Required work → Find every line in the records below that holds the word "fill", and copy it out.

Input for this task →
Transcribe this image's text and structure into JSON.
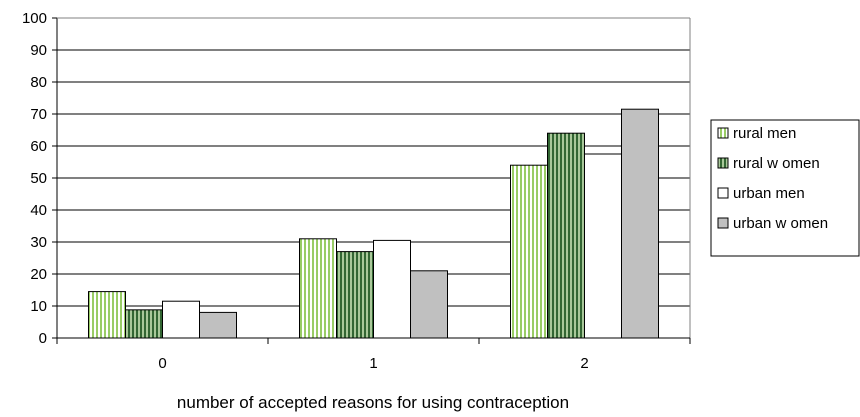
{
  "chart_data": {
    "type": "bar",
    "title": "",
    "xlabel": "number of accepted reasons for using contraception",
    "ylabel": "",
    "categories": [
      "0",
      "1",
      "2"
    ],
    "ylim": [
      0,
      100
    ],
    "yticks": [
      0,
      10,
      20,
      30,
      40,
      50,
      60,
      70,
      80,
      90,
      100
    ],
    "grid": true,
    "legend_position": "right",
    "series": [
      {
        "name": "rural men",
        "values": [
          14.5,
          31,
          54
        ],
        "fill": "#ffffff",
        "pattern": "vertical-lines",
        "pattern_color": "#99cc66"
      },
      {
        "name": "rural w omen",
        "values": [
          8.8,
          27,
          64
        ],
        "fill": "#99bb88",
        "pattern": "vertical-lines",
        "pattern_color": "#336633"
      },
      {
        "name": "urban men",
        "values": [
          11.5,
          30.5,
          57.5
        ],
        "fill": "#ffffff",
        "pattern": "none",
        "pattern_color": ""
      },
      {
        "name": "urban w omen",
        "values": [
          8,
          21,
          71.5
        ],
        "fill": "#c0c0c0",
        "pattern": "none",
        "pattern_color": ""
      }
    ]
  }
}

Output below →
        "fill": "#ffffff",
        "fill": "#99bb88",
        "fill": "#ffffff",
        "fill": "#c0c0c0",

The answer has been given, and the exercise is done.